ACTION ITEM ->
Reproduce the passage of the Medicaid work requirements text starting at "States’ work requirement" and ending at "until they comply.", switching "paperwork" to "documentation".

GIVEN PASSAGE ->
▼
Work Requirements in Medicaid Waivers: These Aren’t About Work
By Dee Mahan,
03.06.2018
CMS has approved work requirements (sometimes spun as “community engagement” requirements) in three states: Arkansas, Kentucky, and Indiana. Eight additional states have similar requests pending, and CMS appears likely to approve those requests, as well. Litigation challenging the authority of the executive branch to approve work requirements—rules that are contained nowhere in Medicaid law—have also begun.
View our 50-state map to see Medicaid waiver activity in the states.
Regardless of the rhetoric surrounding them, state work requirement requests are really about cutting Medicaid.
What’s in state work requirement requests.
States’ work requirement requests are different, but share certain similarities.
In order to keep Medicaid health insurance under these new requirements, adults need to work a certain number of hours, or spend a certain number of hours in volunteer community service or searching for a job. Typically, there are limited exceptions for people who have a disability, are family caregivers, or students. Importantly, enrollees have new obligations to document hours worked or volunteered, or their eligibility for exemptions.
People who lose Medicaid because they don’t meet the work requirement (or fail to submit the required paperwork to show they are working or fall under an exemption) will be disenrolled from Medicaid and barred from coverage for a period or until they comply.
Work requirements are not about putting people to work. They are about cutting Medicaid.
States asking for work requirements in Medicaid claim their programs will help people find jobs and improve their financial security—and that, in turn, will improve their health. There is no evidence to support such claims.
▲
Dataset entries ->
▼
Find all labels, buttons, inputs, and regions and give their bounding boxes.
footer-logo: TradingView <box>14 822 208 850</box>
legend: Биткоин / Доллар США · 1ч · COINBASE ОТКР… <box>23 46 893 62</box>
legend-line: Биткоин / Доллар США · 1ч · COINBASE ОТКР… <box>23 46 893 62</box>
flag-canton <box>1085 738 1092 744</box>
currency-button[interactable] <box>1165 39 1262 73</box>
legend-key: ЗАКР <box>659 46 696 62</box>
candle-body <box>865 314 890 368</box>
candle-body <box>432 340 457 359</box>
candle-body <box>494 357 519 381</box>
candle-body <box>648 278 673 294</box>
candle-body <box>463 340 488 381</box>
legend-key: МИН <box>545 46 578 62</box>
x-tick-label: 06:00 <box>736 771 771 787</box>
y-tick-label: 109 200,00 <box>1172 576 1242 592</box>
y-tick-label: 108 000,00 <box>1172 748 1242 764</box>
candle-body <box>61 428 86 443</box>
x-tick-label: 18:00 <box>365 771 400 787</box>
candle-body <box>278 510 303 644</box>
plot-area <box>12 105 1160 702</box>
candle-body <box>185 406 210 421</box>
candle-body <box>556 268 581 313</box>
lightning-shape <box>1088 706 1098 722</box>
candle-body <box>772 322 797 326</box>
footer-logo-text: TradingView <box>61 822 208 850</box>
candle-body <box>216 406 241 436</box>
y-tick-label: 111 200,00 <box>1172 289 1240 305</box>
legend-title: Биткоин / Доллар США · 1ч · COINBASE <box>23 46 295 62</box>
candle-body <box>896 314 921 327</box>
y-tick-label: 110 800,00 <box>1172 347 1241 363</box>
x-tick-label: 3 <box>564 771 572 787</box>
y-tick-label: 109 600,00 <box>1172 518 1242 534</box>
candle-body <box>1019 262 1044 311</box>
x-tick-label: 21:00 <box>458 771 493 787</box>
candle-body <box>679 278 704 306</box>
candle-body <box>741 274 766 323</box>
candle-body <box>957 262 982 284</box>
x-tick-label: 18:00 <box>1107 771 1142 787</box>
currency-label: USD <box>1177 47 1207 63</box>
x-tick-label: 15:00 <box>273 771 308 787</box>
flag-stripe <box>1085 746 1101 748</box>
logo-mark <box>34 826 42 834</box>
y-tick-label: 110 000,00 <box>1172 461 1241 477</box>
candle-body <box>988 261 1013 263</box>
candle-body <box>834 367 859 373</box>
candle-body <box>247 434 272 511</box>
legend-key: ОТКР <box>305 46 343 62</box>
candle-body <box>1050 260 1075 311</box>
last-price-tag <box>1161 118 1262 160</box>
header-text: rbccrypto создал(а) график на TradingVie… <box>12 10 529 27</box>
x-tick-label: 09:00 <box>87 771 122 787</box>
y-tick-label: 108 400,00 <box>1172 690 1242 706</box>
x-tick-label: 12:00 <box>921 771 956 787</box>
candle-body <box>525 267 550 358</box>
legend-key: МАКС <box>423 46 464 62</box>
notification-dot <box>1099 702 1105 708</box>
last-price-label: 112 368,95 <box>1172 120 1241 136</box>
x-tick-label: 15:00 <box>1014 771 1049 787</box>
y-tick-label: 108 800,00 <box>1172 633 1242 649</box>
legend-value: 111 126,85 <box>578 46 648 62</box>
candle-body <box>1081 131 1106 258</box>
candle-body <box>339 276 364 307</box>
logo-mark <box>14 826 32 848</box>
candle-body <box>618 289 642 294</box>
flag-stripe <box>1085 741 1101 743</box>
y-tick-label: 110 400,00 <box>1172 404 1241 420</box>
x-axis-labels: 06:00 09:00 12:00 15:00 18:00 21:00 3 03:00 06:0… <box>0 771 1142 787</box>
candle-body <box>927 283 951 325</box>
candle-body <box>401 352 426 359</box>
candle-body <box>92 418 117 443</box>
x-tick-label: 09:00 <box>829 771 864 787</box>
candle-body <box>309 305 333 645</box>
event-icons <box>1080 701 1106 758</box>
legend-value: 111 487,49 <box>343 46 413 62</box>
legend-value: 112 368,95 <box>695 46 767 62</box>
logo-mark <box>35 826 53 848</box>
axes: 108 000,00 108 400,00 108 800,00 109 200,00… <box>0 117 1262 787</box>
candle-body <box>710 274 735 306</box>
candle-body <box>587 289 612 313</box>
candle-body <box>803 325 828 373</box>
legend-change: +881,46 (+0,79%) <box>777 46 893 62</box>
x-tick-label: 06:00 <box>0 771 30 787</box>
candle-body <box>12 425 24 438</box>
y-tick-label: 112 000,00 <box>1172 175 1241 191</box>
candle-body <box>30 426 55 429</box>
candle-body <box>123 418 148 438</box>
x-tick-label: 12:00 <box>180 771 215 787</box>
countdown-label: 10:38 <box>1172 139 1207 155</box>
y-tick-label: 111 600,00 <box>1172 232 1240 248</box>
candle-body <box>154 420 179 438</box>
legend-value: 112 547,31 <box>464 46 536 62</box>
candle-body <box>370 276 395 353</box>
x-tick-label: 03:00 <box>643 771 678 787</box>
▲
TASK SOLUTION ->
States’ work requirement requests are different, but share certain similarities.
In order to keep Medicaid health insurance under these new requirements, adults need to work a certain number of hours, or spend a certain number of hours in volunteer community service or searching for a job. Typically, there are limited exceptions for people who have a disability, are family caregivers, or students. Importantly, enrollees have new obligations to document hours worked or volunteered, or their eligibility for exemptions.
People who lose Medicaid because they don’t meet the work requirement (or fail to submit the required documentation to show they are working or fall under an exemption) will be disenrolled from Medicaid and barred from coverage for a period or until they comply.